Retype the listing that follows, word for word.

**The records:**
□ □ □ □ □ □ □
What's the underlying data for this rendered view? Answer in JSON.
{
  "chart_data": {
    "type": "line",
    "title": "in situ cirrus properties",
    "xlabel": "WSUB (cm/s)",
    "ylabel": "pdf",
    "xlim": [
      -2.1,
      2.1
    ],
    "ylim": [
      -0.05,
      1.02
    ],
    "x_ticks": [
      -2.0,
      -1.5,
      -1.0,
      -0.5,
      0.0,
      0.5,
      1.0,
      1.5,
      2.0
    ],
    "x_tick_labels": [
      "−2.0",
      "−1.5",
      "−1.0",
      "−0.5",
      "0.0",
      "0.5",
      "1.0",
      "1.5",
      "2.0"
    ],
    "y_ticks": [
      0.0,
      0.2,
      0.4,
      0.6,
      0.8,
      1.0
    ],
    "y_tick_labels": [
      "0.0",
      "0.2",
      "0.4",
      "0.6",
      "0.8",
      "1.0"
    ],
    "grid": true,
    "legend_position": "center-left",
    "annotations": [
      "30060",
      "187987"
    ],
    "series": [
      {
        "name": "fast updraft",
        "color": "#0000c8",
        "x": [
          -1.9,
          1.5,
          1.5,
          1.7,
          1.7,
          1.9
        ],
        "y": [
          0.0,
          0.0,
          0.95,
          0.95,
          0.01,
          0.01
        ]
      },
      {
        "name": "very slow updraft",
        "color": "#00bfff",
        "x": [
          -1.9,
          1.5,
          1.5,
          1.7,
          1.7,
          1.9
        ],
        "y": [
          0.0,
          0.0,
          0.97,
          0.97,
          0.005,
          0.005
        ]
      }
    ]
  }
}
□ □ □ □ □ □ □
**Task response:**
What's the underlying data for this rendered view? Answer in JSON.
{
  "chart_data": {
    "type": "line",
    "title": "in situ cirrus properties",
    "xlabel": "WSUB (cm/s)",
    "ylabel": "pdf",
    "xlim": [
      -2.1,
      2.1
    ],
    "ylim": [
      -0.05,
      1.02
    ],
    "x_ticks": [
      -2.0,
      -1.5,
      -1.0,
      -0.5,
      0.0,
      0.5,
      1.0,
      1.5,
      2.0
    ],
    "x_tick_labels": [
      "−2.0",
      "−1.5",
      "−1.0",
      "−0.5",
      "0.0",
      "0.5",
      "1.0",
      "1.5",
      "2.0"
    ],
    "y_ticks": [
      0.0,
      0.2,
      0.4,
      0.6,
      0.8,
      1.0
    ],
    "y_tick_labels": [
      "0.0",
      "0.2",
      "0.4",
      "0.6",
      "0.8",
      "1.0"
    ],
    "grid": true,
    "legend_position": "center-left",
    "annotations": [
      "30060",
      "187987"
    ],
    "series": [
      {
        "name": "fast updraft",
        "color": "#0000c8",
        "x": [
          -1.9,
          1.5,
          1.5,
          1.7,
          1.7,
          1.9
        ],
        "y": [
          0.0,
          0.0,
          0.95,
          0.95,
          0.01,
          0.01
        ]
      },
      {
        "name": "very slow updraft",
        "color": "#00bfff",
        "x": [
          -1.9,
          1.5,
          1.5,
          1.7,
          1.7,
          1.9
        ],
        "y": [
          0.0,
          0.0,
          0.97,
          0.97,
          0.005,
          0.005
        ]
      }
    ]
  }
}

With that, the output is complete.